▸ Given task
Extract all lines that hold "temperature" from the records below.

** start The input **

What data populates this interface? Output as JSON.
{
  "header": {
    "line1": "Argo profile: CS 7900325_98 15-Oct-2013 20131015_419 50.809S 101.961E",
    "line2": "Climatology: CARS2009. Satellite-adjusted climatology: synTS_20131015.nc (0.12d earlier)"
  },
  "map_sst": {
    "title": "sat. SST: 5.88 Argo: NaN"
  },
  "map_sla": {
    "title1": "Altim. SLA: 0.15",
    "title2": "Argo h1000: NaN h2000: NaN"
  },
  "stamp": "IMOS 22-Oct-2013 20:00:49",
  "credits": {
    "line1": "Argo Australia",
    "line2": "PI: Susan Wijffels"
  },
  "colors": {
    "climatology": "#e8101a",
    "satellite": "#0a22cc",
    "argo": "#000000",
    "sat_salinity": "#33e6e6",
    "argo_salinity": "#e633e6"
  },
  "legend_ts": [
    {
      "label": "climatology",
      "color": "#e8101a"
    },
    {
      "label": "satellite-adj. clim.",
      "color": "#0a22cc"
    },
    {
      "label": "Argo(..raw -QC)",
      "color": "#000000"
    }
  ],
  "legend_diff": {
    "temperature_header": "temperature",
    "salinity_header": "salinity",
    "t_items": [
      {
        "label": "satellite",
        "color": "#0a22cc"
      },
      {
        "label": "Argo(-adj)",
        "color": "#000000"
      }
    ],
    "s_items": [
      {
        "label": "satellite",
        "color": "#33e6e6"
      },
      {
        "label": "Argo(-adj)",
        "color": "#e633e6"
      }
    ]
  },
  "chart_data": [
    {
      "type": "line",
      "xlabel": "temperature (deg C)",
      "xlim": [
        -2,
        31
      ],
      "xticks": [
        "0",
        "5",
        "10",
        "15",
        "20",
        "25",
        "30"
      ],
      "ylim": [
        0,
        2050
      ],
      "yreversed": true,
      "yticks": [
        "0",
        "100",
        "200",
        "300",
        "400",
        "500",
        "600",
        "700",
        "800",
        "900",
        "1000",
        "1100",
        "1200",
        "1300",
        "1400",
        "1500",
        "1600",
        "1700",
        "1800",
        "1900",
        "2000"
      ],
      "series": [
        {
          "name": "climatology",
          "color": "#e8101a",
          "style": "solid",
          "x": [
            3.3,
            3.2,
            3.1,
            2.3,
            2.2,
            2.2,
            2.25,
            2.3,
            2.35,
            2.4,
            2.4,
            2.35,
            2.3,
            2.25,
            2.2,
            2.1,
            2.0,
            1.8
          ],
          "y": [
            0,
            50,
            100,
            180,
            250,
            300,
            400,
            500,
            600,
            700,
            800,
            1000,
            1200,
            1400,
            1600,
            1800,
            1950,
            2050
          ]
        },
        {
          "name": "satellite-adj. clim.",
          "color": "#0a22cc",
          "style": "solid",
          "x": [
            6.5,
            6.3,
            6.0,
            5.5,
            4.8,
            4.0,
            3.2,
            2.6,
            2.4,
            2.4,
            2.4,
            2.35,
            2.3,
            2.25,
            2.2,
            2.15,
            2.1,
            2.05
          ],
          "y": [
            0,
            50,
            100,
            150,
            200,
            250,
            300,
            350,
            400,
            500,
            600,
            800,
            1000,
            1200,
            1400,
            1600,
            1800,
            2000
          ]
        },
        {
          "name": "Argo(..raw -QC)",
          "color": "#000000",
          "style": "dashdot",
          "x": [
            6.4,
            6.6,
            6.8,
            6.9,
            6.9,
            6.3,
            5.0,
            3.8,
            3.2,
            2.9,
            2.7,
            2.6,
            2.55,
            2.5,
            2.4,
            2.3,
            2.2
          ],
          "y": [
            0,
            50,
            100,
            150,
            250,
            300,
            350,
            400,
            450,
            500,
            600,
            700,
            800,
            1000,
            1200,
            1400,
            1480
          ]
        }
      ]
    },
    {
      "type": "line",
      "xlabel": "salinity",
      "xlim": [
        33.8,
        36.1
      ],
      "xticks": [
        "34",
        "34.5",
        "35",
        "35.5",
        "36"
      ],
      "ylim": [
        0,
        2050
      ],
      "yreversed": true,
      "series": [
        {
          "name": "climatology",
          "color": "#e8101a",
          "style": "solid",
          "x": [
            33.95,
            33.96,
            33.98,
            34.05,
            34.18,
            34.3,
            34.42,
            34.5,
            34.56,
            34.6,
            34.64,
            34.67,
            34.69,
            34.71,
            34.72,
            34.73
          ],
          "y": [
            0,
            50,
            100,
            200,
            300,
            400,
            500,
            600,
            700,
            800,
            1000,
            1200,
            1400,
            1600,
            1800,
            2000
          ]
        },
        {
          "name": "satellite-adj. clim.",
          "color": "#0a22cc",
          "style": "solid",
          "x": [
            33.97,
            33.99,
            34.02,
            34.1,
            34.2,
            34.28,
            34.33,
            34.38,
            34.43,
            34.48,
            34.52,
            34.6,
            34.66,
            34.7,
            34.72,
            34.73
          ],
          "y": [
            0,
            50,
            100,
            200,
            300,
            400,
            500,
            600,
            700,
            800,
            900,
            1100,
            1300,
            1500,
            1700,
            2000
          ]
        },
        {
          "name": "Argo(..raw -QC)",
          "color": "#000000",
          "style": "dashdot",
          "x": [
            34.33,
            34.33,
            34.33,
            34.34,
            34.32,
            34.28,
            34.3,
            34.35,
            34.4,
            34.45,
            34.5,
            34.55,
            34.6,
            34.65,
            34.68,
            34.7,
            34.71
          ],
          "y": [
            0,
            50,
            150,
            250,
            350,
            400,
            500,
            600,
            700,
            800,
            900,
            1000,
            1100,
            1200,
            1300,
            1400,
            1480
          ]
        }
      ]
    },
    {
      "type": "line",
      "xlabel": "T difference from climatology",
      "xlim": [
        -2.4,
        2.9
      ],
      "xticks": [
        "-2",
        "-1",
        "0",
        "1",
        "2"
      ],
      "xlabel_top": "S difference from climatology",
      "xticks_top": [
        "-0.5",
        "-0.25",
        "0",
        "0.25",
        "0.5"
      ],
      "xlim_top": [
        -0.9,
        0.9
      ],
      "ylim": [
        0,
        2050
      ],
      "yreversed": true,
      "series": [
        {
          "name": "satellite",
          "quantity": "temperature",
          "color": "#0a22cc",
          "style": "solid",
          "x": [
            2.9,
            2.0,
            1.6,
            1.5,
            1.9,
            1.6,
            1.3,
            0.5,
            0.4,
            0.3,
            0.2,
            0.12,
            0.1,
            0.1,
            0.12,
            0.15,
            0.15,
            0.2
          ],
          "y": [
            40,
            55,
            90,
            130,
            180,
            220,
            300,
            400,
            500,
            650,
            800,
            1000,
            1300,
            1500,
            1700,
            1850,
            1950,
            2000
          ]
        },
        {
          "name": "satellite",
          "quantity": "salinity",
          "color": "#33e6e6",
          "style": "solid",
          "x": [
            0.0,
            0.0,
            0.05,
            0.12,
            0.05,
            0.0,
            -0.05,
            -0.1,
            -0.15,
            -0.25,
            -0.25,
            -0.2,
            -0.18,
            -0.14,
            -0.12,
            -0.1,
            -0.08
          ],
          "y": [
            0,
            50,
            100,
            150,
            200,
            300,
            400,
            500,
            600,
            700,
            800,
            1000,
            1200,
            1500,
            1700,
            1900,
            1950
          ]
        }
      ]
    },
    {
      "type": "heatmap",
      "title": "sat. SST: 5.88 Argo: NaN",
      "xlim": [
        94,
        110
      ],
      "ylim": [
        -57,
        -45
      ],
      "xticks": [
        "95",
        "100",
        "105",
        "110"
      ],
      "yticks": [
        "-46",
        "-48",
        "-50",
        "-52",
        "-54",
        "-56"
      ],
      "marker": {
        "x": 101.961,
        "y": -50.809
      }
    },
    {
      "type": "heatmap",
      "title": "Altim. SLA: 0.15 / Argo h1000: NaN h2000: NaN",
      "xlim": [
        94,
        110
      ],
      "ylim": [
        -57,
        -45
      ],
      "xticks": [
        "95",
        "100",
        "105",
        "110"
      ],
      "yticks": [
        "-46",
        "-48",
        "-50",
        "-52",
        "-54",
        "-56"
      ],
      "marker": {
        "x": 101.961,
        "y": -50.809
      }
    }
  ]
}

** end The input **

▸ Right answer
    "temperature_header": "temperature",
      "xlabel": "temperature (deg C)",
          "quantity": "temperature",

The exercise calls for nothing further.